--- Start of Material for this exercise ---
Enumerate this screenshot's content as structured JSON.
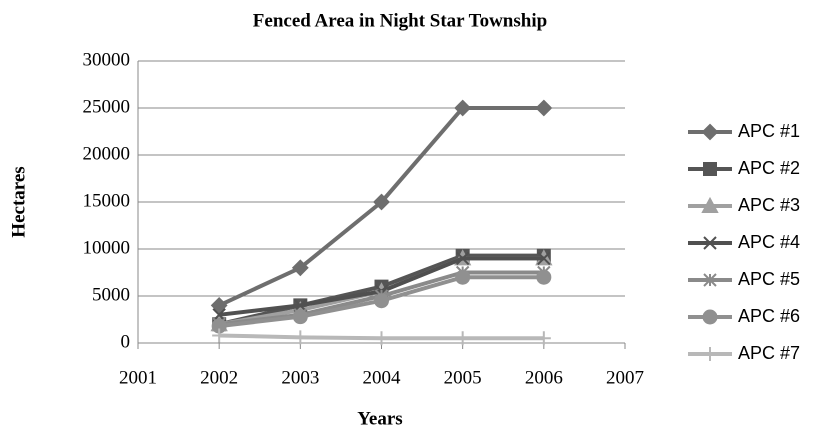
{
  "chart_data": {
    "type": "line",
    "title": "Fenced Area in Night Star Township",
    "x_label": "Years",
    "y_label": "Hectares",
    "x": [
      2002,
      2003,
      2004,
      2005,
      2006
    ],
    "xlim": [
      2001,
      2007
    ],
    "xticks": [
      2001,
      2002,
      2003,
      2004,
      2005,
      2006,
      2007
    ],
    "ylim": [
      0,
      30000
    ],
    "yticks": [
      0,
      5000,
      10000,
      15000,
      20000,
      25000,
      30000
    ],
    "grid": true,
    "legend": "right",
    "series": [
      {
        "name": "APC #1",
        "color": "#6e6e6e",
        "marker": "diamond",
        "values": [
          4000,
          8000,
          15000,
          25000,
          25000
        ]
      },
      {
        "name": "APC #2",
        "color": "#555555",
        "marker": "square",
        "values": [
          2000,
          4000,
          6000,
          9300,
          9300
        ]
      },
      {
        "name": "APC #3",
        "color": "#a0a0a0",
        "marker": "triangle",
        "values": [
          2000,
          3500,
          5500,
          9000,
          9000
        ]
      },
      {
        "name": "APC #4",
        "color": "#505050",
        "marker": "x",
        "values": [
          3000,
          4000,
          5500,
          9000,
          9000
        ]
      },
      {
        "name": "APC #5",
        "color": "#8a8a8a",
        "marker": "asterisk",
        "values": [
          2000,
          3000,
          5000,
          7500,
          7500
        ]
      },
      {
        "name": "APC #6",
        "color": "#909090",
        "marker": "circle",
        "values": [
          1800,
          2800,
          4500,
          7000,
          7000
        ]
      },
      {
        "name": "APC #7",
        "color": "#b8b8b8",
        "marker": "plus",
        "values": [
          800,
          600,
          500,
          500,
          500
        ]
      }
    ]
  }
}
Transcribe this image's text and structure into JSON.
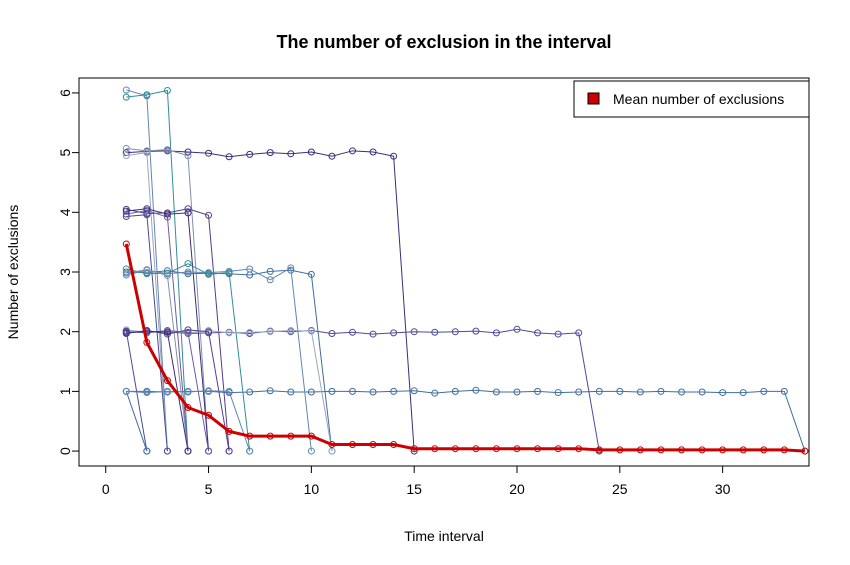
--- End of Material for this exercise ---
Without the pictures, restate all of the entries above verbatim.

The output
Enumerate this screenshot's content as structured JSON.
{
  "chart_data": {
    "type": "line",
    "title": "Fenced Area in Night Star Township",
    "x_label": "Years",
    "y_label": "Hectares",
    "x": [
      2002,
      2003,
      2004,
      2005,
      2006
    ],
    "xlim": [
      2001,
      2007
    ],
    "xticks": [
      2001,
      2002,
      2003,
      2004,
      2005,
      2006,
      2007
    ],
    "ylim": [
      0,
      30000
    ],
    "yticks": [
      0,
      5000,
      10000,
      15000,
      20000,
      25000,
      30000
    ],
    "grid": true,
    "legend": "right",
    "series": [
      {
        "name": "APC #1",
        "color": "#6e6e6e",
        "marker": "diamond",
        "values": [
          4000,
          8000,
          15000,
          25000,
          25000
        ]
      },
      {
        "name": "APC #2",
        "color": "#555555",
        "marker": "square",
        "values": [
          2000,
          4000,
          6000,
          9300,
          9300
        ]
      },
      {
        "name": "APC #3",
        "color": "#a0a0a0",
        "marker": "triangle",
        "values": [
          2000,
          3500,
          5500,
          9000,
          9000
        ]
      },
      {
        "name": "APC #4",
        "color": "#505050",
        "marker": "x",
        "values": [
          3000,
          4000,
          5500,
          9000,
          9000
        ]
      },
      {
        "name": "APC #5",
        "color": "#8a8a8a",
        "marker": "asterisk",
        "values": [
          2000,
          3000,
          5000,
          7500,
          7500
        ]
      },
      {
        "name": "APC #6",
        "color": "#909090",
        "marker": "circle",
        "values": [
          1800,
          2800,
          4500,
          7000,
          7000
        ]
      },
      {
        "name": "APC #7",
        "color": "#b8b8b8",
        "marker": "plus",
        "values": [
          800,
          600,
          500,
          500,
          500
        ]
      }
    ]
  }
}
Transcribe this image's text and structure into JSON.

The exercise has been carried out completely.